GEGEVEN TEKST:
══════════
1.1 Voor de beoordeling van de klacht wordt, gelet op de stukken, van de volgende vaststaande feiten uitgegaan.

1.2 Verweerder heeft klager in 2009 en in 2010 als advocaat bijgestaan in  procedures tot verlenging van de ondertoezichtstelling van de dochters van klager.

1.3 Verweerder heeft klager bij brief, tevens per e-mail verzonden, van 5 mei 2009 de opdracht bevestigd. Bij deze brief heeft verweerder klager tevens een concept verweerschrift toegestuurd. Klager heeft verweerder op 5 mei 2009 per e-mail geantwoord akkoord te gaan met de inhoud van het verweerschrift. Op 8 mei 2009 heeft er een mondelinge behandeling plaatsgevonden bij de (toenmalige) rechtbank Utrecht. Klager en verweerder zijn bij deze zitting niet aanwezig geweest. De rechtbank heeft de ondertoezichtstelling vervolgens verlengd tot 13 april 2009.

1.4 Op 25 maart 2010 zou er opnieuw een zitting plaatsvinden. Klager heeft verweerder op 18 maart 2010 per e-mail laten weten dat de zitting niet door zou gaan.

1.5 Op 14 april 2010 heeft de raad voor rechtsbijstand een toevoeging afgegeven aan verweerder ter zake het verweer tegen de verlenging van de ondertoezichtstelling. Deze toevoeging was op 16 maart 2010 aangevraagd.

1.6 Het dossier bevat twee brieven van klager aan verweerder, de eerste van 4 april 2009 en de tweede van 11 maart 2010 waarin klager de opdracht aan het kantoor van verweerder beëindigt.

1.7 Verweerder heeft ook rechtsbijstand verleend aan de moeder van klager. Ten aanzien van de moeder van klager, mevrouw B., is een procedure tot onderbewindstelling en benoeming van een mentor gevoerd. De moeder van klager is overleden in april 2011.
══════════
GETOONDE REGELS:
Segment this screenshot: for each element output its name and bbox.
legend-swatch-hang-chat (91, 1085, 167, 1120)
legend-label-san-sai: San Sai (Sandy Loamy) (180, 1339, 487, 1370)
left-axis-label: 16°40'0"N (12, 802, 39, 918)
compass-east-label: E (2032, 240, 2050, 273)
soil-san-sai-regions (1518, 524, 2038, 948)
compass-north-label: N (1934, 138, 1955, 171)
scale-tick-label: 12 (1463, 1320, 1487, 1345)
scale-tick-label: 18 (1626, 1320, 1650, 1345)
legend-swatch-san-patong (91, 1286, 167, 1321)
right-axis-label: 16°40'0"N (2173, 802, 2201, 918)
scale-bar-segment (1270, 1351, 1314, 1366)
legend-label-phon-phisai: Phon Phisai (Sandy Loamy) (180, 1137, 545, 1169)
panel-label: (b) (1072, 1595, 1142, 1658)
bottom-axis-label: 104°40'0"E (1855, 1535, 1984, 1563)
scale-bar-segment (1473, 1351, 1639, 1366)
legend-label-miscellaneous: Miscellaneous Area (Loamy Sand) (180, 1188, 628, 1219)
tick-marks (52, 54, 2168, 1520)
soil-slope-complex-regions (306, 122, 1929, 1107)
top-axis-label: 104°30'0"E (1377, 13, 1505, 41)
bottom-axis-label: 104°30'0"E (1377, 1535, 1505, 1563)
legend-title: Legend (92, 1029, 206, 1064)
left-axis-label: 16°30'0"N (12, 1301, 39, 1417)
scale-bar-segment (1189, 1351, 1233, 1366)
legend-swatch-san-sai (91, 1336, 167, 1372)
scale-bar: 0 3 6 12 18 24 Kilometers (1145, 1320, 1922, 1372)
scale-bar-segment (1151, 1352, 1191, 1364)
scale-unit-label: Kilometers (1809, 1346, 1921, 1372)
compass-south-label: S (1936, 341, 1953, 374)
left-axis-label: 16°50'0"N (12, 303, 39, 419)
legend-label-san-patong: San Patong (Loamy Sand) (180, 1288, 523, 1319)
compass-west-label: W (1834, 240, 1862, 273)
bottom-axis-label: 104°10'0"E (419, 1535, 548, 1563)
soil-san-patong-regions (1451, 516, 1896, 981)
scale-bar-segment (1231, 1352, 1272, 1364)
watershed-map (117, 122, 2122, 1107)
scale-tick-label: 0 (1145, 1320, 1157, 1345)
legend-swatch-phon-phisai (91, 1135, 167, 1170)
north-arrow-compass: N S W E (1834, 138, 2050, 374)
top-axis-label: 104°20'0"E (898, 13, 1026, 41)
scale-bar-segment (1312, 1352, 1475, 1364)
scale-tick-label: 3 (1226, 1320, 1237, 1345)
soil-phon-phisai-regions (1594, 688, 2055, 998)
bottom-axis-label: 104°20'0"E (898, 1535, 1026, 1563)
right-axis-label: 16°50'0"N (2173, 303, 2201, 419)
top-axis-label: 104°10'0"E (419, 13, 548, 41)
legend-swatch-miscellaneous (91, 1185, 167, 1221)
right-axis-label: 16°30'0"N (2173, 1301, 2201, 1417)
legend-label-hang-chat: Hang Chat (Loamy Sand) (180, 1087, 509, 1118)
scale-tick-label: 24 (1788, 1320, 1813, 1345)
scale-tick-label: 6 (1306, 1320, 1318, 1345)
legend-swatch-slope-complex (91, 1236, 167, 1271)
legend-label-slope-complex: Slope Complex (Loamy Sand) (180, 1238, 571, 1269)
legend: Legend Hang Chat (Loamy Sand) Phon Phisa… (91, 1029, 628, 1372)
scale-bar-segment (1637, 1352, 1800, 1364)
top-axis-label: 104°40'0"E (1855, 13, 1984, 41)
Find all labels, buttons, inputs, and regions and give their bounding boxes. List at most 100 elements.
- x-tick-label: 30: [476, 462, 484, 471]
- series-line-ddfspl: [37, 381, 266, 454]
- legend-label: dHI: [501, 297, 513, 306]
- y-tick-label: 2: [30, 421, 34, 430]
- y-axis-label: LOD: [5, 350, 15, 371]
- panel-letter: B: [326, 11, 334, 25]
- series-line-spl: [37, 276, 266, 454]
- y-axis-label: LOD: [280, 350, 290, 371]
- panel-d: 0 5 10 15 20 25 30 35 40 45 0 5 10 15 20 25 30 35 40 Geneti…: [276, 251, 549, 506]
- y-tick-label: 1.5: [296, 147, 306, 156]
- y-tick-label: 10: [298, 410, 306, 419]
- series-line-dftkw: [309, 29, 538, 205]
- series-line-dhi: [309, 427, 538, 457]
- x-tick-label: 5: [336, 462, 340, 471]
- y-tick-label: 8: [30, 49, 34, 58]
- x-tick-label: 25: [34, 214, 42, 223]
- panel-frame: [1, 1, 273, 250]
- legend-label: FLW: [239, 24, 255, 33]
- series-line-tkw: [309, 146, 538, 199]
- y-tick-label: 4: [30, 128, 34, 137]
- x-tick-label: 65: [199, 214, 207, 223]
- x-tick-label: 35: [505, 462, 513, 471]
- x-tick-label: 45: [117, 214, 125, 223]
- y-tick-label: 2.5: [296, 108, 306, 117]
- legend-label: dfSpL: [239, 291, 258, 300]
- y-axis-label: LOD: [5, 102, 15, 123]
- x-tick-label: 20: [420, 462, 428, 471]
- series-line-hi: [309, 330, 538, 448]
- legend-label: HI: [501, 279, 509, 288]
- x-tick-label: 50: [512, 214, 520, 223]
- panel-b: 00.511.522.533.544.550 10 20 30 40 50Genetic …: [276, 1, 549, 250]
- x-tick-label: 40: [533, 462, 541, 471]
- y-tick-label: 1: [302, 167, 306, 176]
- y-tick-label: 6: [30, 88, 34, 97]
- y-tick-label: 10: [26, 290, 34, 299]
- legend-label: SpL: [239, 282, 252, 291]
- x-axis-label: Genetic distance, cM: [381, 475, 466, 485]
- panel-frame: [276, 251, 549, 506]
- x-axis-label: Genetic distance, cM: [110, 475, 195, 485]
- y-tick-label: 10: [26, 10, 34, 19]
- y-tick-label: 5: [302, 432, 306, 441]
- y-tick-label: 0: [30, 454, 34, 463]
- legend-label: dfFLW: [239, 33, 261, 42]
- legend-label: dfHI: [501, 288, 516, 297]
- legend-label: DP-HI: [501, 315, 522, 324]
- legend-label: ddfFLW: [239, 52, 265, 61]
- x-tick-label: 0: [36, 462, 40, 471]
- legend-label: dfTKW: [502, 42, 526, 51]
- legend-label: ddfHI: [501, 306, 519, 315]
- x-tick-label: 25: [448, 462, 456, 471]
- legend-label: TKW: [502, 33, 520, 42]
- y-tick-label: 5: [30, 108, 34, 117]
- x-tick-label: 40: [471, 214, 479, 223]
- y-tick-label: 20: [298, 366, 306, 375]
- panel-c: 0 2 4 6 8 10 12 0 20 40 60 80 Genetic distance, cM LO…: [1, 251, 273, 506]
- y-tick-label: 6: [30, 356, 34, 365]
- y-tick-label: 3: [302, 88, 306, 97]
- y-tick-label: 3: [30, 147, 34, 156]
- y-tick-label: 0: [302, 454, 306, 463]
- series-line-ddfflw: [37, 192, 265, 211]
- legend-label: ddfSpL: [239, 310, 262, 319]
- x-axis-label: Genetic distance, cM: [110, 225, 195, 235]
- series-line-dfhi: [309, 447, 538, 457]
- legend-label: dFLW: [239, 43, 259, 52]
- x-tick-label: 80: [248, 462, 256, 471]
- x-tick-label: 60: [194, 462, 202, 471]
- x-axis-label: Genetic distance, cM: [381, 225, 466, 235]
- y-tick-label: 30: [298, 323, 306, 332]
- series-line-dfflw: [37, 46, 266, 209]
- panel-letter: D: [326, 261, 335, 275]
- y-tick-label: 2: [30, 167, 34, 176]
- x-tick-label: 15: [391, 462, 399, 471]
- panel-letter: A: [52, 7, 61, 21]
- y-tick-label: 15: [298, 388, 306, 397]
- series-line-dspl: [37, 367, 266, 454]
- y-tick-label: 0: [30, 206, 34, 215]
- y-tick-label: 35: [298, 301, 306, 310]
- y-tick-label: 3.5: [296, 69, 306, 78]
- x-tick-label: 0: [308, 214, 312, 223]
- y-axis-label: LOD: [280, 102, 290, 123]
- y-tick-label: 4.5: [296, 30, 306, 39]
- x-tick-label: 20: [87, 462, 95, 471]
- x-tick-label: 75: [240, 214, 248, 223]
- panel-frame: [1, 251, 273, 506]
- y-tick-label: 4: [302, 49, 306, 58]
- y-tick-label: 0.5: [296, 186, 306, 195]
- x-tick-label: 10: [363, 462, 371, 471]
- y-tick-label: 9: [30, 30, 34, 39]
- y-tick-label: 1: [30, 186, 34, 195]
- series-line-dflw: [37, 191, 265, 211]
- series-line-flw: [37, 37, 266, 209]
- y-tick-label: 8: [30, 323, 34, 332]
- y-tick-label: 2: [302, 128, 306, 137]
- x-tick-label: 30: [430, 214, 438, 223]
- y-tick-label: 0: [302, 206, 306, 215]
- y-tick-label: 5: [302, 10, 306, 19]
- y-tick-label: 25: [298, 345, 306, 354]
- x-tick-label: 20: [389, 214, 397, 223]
══════════
OPDRACHT: Pak de gegeven tekst over de klacht tegen de advocaat weer op en schrijf verder na de laatste zin.

JOUW ANTWOORD:
1.8 Bij brief van 27 juli 2013 heeft klager de onderhavige klacht bij de deken ingediend.

2 KLACHT

2.1 De klacht houdt, zakelijk weergegeven, in dat verweerder tuchtrechtelijk verwijtbaar heeft gehandeld als bedoeld in artikel 46 Advocatenwet door:

a) gefinancierde bijstand aan te vragen terwijl verweerder klager nooit heeft bijgestaan althans gefinancierde rechtsbijstand aan te vragen nadat de opdracht door klager was beëindigd;

b) geen afschriften van bewijsstukken van het inkomen en bankafschriften van mevrouw B. te verstrekken na verzoeken van klager daartoe en een opdracht van de rechter;

c) geen actie te ondernemen ter zake goederen die uit de woning van mevrouw B. zijn ontvreemd, ondanks verzoek van klager daartoe.  

3 VERWEER

3.1 Het verweer komt voor zover noodzakelijk bij de bespreking van de diverse klachtonderdelen aan de orde.

4 BEOORDELING

4.1 Op de klacht kan, met toepassing van artikel 46g Advocatenwet, door de voorzitter worden beslist.

ad klachtonderdeel a)

4.2 Verweerder heeft in 2009 en in 2010, om precies te zijn op 16 maart 2010 gefinancierde rechtsbijstand aangevraagd voor klager. De toevoeging die in 2010 is aangevraagd is afgegeven op 14 april 2010 en is op die datum aan door de raad voor rechtsbijstand aan klager verzonden. Dat klager deze toevoeging heeft ontvangen blijkt uit het feit dat verweerder in zijn brief van 20 april 2010 heeft gereageerd op het protest van klager daartegen door op een afschrift van de toevoeging te schrijven “Dit kan U niet declareren U bent niet verschenen op de zitting = gemeld bij Rechtsbijstand”.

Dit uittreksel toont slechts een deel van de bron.